## What you have to do
Quote the entries that follow exactly, leaving none out.

## Material provided
++++++++++

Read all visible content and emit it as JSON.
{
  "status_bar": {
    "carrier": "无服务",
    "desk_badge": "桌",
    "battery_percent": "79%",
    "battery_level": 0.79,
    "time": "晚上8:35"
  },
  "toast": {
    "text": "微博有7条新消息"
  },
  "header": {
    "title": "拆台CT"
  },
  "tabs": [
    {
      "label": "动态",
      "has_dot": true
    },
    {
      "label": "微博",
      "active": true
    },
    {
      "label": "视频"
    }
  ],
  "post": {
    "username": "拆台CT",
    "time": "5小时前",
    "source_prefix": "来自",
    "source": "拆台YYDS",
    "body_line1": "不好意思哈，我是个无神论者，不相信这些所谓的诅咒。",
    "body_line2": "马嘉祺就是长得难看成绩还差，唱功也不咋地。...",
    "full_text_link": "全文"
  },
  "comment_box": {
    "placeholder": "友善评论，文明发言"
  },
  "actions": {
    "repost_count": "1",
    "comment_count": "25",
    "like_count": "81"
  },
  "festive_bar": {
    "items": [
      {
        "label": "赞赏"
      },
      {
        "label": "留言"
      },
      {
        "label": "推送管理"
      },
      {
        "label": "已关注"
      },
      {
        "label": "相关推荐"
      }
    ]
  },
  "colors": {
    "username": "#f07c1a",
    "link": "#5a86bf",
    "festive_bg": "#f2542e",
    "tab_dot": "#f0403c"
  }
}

++++++++++

## Response
Read all visible content and emit it as JSON.
{
  "status_bar": {
    "carrier": "无服务",
    "desk_badge": "桌",
    "battery_percent": "79%",
    "battery_level": 0.79,
    "time": "晚上8:35"
  },
  "toast": {
    "text": "微博有7条新消息"
  },
  "header": {
    "title": "拆台CT"
  },
  "tabs": [
    {
      "label": "动态",
      "has_dot": true
    },
    {
      "label": "微博",
      "active": true
    },
    {
      "label": "视频"
    }
  ],
  "post": {
    "username": "拆台CT",
    "time": "5小时前",
    "source_prefix": "来自",
    "source": "拆台YYDS",
    "body_line1": "不好意思哈，我是个无神论者，不相信这些所谓的诅咒。",
    "body_line2": "马嘉祺就是长得难看成绩还差，唱功也不咋地。...",
    "full_text_link": "全文"
  },
  "comment_box": {
    "placeholder": "友善评论，文明发言"
  },
  "actions": {
    "repost_count": "1",
    "comment_count": "25",
    "like_count": "81"
  },
  "festive_bar": {
    "items": [
      {
        "label": "赞赏"
      },
      {
        "label": "留言"
      },
      {
        "label": "推送管理"
      },
      {
        "label": "已关注"
      },
      {
        "label": "相关推荐"
      }
    ]
  },
  "colors": {
    "username": "#f07c1a",
    "link": "#5a86bf",
    "festive_bg": "#f2542e",
    "tab_dot": "#f0403c"
  }
}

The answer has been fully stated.